[Spatial annotation entries]
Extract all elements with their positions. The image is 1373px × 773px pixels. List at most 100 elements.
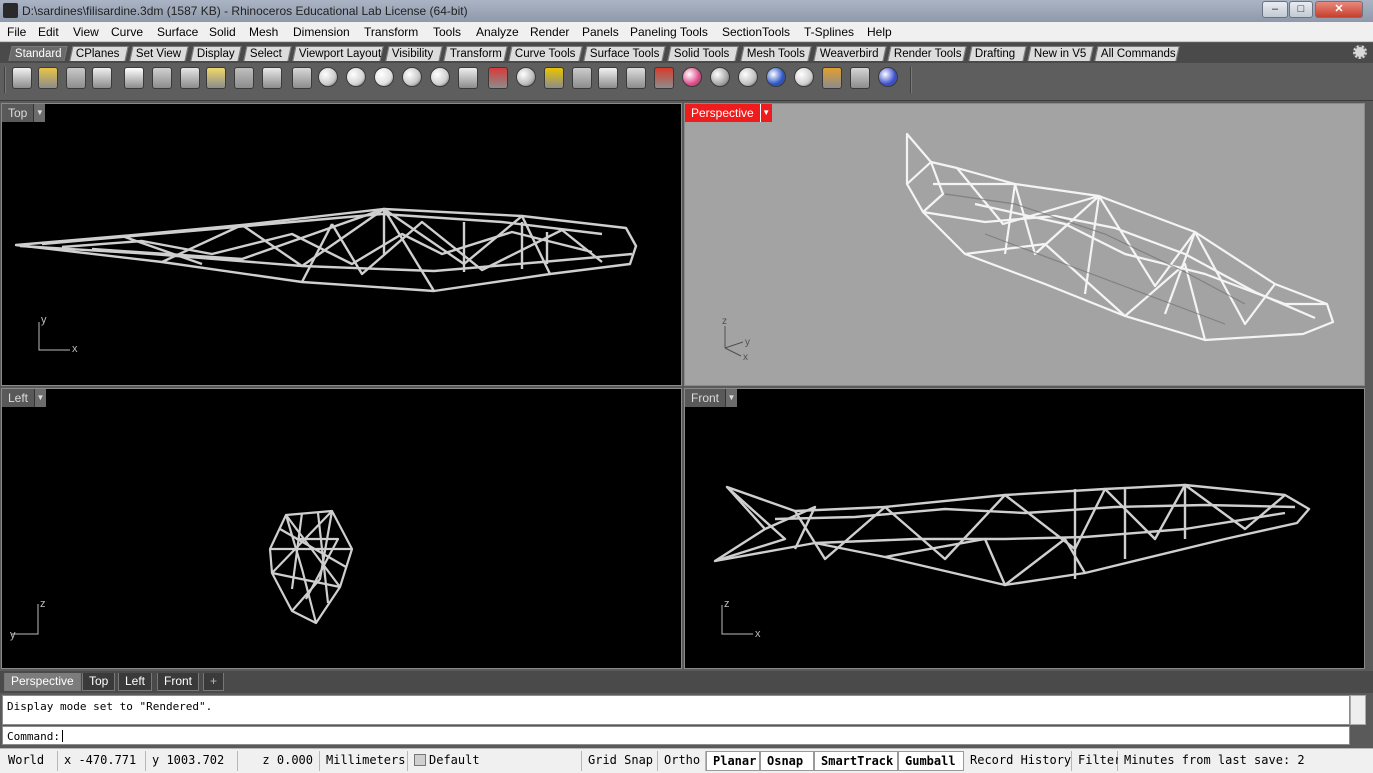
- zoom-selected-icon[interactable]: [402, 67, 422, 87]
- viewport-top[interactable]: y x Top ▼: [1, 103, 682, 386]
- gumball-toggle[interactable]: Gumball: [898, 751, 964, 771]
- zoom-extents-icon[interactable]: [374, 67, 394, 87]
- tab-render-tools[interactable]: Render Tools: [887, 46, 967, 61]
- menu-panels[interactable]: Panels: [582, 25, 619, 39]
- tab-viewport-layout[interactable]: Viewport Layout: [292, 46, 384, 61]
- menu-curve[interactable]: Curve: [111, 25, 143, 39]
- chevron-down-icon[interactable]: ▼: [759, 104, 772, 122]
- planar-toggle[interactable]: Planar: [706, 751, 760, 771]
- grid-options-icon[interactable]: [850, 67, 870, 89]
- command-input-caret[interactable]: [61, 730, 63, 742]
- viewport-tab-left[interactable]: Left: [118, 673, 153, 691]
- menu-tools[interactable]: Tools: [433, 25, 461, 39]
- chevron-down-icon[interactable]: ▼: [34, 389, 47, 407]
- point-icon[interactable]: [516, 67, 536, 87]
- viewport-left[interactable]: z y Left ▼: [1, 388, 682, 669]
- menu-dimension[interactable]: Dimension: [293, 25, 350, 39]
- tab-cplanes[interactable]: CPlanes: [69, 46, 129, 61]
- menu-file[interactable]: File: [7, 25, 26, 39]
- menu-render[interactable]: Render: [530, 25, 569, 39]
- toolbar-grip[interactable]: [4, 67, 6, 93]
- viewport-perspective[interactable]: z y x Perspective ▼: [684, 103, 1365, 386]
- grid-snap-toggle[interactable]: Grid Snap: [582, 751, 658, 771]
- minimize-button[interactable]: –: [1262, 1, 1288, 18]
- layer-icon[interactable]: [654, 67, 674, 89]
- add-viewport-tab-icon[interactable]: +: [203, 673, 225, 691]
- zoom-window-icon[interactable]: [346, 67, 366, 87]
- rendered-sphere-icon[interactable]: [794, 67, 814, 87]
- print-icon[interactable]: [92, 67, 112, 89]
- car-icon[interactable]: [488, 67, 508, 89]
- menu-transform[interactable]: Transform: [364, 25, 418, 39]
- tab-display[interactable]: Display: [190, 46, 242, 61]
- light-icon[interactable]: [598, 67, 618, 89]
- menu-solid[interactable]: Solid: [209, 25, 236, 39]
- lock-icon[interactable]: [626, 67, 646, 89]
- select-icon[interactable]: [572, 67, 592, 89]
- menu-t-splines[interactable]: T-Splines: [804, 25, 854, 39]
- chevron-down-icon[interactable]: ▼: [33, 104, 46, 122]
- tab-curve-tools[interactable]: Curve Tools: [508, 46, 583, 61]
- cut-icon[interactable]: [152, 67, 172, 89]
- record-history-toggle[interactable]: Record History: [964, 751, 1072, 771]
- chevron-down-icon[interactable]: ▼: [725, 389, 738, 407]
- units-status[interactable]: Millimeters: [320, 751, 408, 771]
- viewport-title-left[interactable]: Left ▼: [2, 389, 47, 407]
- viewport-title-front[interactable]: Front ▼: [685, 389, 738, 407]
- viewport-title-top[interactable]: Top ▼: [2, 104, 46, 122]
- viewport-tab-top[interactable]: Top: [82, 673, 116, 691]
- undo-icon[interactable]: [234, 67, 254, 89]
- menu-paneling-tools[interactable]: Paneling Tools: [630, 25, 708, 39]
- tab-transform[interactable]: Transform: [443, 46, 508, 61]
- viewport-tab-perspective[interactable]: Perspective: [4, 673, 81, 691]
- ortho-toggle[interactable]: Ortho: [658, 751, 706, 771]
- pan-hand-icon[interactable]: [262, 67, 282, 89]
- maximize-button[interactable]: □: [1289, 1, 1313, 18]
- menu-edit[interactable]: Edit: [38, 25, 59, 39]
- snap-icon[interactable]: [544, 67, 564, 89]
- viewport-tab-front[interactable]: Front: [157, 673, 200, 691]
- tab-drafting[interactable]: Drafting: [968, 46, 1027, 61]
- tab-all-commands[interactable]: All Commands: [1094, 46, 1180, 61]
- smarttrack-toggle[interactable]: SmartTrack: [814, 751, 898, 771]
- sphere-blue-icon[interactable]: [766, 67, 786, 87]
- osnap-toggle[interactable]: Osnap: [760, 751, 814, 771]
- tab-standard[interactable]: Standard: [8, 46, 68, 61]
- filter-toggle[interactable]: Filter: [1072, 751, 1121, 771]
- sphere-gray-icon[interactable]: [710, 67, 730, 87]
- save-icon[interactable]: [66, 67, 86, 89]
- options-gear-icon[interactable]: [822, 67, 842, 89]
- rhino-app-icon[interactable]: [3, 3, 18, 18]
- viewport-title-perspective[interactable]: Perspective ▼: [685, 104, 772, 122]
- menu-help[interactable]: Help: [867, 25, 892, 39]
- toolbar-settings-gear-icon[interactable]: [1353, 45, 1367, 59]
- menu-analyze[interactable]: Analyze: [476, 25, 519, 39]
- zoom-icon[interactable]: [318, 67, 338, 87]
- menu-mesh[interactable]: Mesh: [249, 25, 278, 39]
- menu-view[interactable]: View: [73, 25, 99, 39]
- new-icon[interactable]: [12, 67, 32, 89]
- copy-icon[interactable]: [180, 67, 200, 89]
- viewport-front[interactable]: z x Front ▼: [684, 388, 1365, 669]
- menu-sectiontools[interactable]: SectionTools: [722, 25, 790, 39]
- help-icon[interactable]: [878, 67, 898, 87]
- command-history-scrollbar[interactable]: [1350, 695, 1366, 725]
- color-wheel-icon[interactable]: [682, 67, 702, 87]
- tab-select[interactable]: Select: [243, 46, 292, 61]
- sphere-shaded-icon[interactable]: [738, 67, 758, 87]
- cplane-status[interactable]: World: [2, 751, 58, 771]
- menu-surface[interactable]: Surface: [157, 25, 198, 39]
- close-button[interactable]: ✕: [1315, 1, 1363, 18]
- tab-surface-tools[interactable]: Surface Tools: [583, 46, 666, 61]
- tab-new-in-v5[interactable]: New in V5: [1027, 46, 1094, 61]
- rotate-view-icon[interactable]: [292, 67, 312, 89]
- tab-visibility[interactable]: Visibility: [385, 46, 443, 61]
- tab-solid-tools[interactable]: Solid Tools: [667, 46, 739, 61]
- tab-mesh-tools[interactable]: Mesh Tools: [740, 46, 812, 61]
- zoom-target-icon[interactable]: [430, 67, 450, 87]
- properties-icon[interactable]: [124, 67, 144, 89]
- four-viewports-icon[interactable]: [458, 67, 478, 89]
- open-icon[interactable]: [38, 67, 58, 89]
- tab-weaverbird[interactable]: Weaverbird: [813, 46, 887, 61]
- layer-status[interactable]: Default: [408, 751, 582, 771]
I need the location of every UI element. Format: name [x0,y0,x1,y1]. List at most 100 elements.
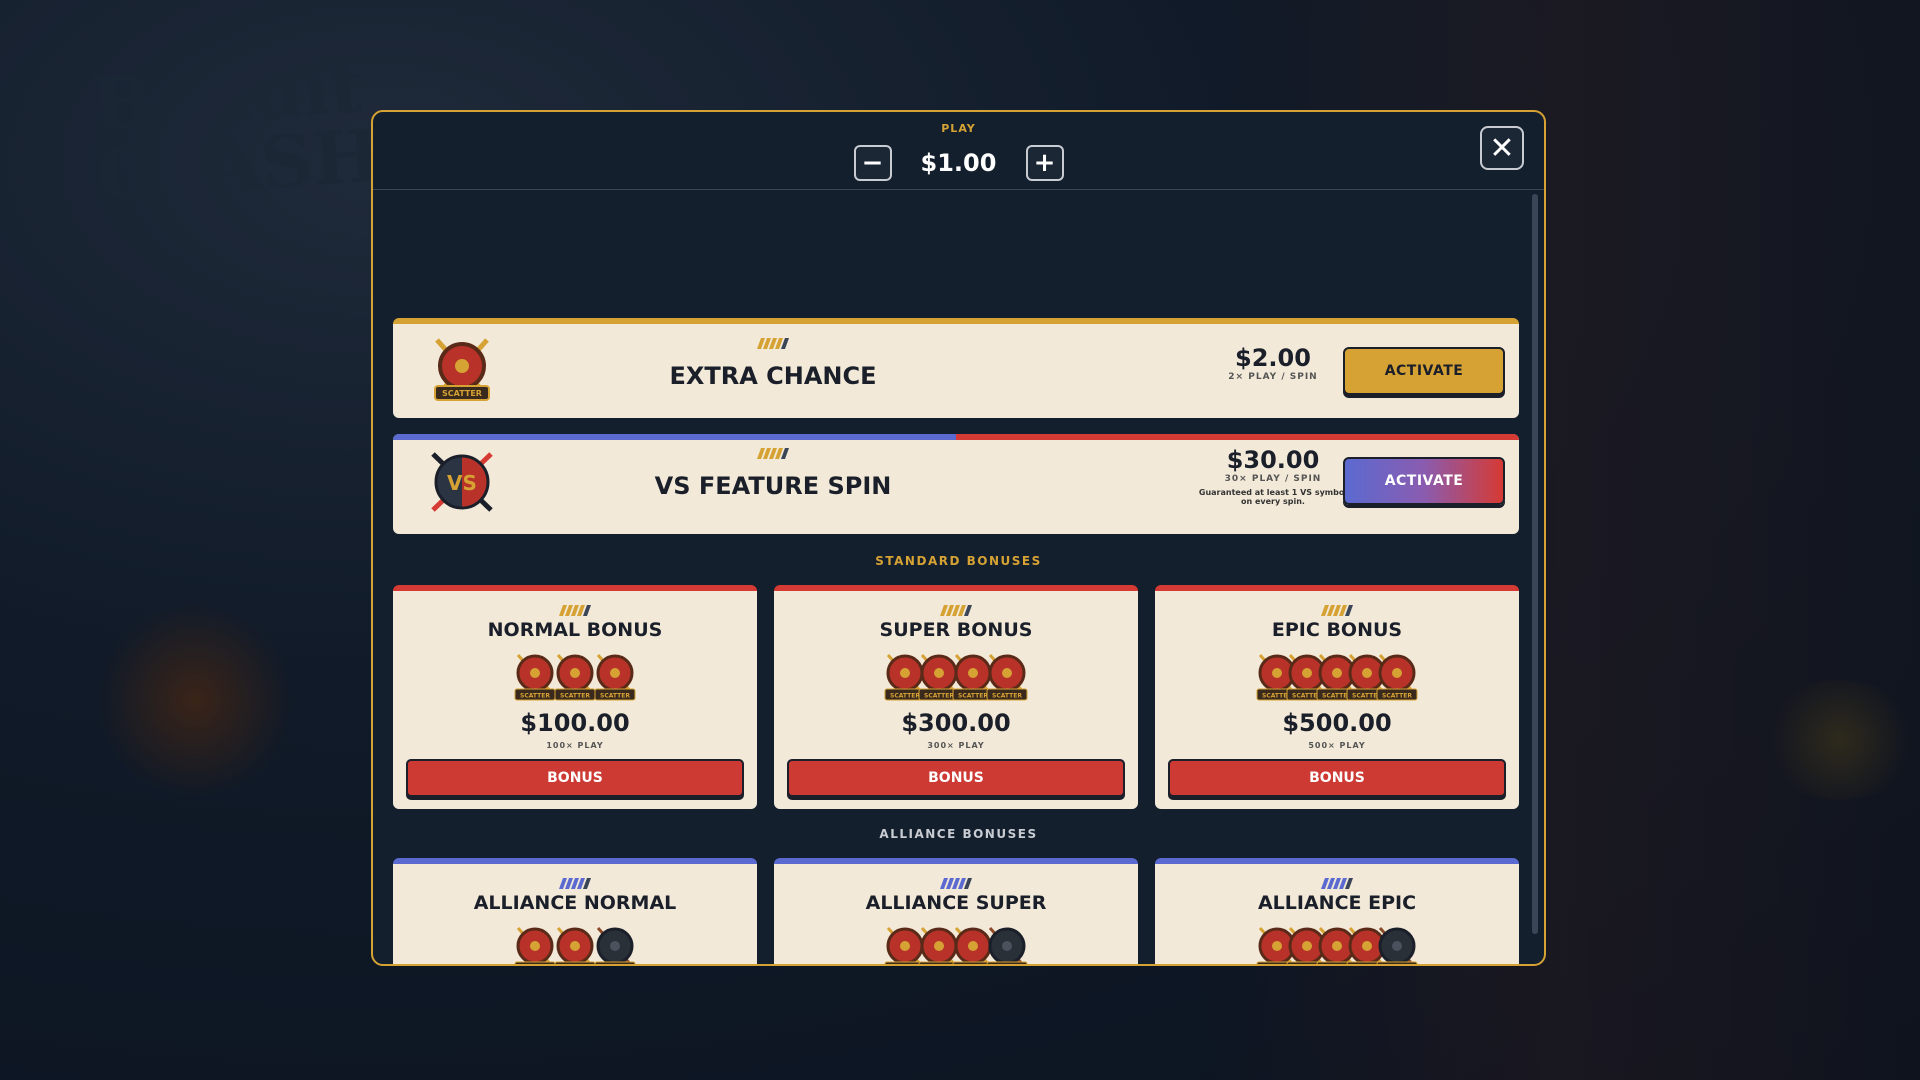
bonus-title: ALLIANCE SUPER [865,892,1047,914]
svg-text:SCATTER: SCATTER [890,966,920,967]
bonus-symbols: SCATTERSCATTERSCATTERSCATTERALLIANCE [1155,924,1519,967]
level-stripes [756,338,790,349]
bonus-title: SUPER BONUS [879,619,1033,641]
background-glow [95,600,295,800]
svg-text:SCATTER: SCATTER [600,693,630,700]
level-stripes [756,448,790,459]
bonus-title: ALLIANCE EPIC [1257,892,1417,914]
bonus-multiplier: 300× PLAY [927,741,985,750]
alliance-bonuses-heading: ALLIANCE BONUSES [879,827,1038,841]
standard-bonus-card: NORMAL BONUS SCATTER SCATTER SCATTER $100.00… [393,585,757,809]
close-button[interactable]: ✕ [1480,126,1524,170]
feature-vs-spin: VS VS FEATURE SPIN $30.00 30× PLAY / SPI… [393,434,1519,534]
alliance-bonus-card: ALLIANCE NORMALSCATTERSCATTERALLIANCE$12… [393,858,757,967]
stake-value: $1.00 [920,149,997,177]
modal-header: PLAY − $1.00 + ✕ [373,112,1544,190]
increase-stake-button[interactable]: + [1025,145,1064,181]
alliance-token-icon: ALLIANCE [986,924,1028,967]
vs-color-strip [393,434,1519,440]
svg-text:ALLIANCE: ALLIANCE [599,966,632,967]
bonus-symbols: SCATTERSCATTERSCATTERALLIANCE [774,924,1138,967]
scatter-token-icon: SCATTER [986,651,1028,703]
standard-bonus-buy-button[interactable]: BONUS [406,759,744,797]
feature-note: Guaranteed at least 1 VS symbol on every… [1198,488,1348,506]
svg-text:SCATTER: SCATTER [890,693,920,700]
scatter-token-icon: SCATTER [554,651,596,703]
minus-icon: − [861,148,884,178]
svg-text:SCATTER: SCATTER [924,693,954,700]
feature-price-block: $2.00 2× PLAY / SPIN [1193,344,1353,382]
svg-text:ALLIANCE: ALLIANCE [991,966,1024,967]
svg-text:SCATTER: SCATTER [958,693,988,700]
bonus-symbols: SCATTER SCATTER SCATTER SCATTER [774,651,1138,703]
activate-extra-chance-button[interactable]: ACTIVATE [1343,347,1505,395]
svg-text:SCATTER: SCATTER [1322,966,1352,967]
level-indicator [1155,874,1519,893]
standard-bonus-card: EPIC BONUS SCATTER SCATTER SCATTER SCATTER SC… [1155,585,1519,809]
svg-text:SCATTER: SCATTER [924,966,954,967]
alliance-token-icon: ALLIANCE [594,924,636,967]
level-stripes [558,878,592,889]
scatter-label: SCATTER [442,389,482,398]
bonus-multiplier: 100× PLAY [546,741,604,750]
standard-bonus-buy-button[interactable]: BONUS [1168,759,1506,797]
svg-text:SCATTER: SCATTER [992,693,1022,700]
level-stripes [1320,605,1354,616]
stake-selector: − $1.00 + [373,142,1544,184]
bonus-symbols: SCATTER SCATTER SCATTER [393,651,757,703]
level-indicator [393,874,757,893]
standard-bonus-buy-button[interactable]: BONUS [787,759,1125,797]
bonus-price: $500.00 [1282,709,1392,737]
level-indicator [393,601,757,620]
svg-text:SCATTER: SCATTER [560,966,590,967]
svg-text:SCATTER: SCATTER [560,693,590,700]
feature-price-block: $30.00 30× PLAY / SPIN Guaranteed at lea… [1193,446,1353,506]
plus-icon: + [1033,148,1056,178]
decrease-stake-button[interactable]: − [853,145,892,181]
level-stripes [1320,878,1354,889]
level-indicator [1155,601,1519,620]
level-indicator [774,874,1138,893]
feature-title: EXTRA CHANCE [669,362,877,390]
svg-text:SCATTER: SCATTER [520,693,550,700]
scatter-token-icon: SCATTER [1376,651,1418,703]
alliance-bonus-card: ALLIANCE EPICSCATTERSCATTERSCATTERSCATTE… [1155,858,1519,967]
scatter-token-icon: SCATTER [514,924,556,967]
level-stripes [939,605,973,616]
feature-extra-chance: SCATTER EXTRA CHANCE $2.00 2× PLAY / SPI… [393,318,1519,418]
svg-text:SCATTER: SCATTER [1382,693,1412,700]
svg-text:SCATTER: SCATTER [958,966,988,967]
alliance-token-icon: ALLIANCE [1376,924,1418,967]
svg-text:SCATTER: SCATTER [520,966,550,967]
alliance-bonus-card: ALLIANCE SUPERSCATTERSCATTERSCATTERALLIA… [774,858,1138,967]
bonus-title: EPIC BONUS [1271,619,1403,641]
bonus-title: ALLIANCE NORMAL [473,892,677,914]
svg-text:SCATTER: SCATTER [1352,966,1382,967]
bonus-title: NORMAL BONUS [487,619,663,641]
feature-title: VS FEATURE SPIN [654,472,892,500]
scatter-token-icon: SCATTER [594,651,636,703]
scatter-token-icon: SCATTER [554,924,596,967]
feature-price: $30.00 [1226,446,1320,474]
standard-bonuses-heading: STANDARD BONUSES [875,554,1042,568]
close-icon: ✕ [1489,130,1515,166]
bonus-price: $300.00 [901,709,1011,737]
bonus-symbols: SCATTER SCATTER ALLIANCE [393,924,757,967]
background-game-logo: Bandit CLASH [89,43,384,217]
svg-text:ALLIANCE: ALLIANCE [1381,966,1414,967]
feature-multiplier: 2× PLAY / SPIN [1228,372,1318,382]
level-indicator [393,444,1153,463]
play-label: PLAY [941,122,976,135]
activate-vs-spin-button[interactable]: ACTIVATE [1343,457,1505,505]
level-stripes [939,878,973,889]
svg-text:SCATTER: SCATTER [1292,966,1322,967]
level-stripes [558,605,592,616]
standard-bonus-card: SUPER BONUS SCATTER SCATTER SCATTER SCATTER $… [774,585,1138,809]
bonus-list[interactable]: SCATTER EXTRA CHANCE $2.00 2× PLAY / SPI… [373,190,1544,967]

YOUR OBJECTIVE
Transcribe the lines of the items from the line with "bonus-title: ALLIANCE SUPER" up to and including the line with "alliance-bonuses-heading: ALLIANCE BONUSES".

COMPLETED EXERCISE
bonus-title: ALLIANCE SUPER [865,892,1047,914]
svg-text:SCATTER: SCATTER [890,966,920,967]
bonus-symbols: SCATTERSCATTERSCATTERSCATTERALLIANCE [1155,924,1519,967]
level-stripes [756,338,790,349]
bonus-title: SUPER BONUS [879,619,1033,641]
background-glow [95,600,295,800]
svg-text:SCATTER: SCATTER [600,693,630,700]
level-stripes [756,448,790,459]
bonus-title: ALLIANCE EPIC [1257,892,1417,914]
bonus-multiplier: 300× PLAY [927,741,985,750]
alliance-bonuses-heading: ALLIANCE BONUSES [879,827,1038,841]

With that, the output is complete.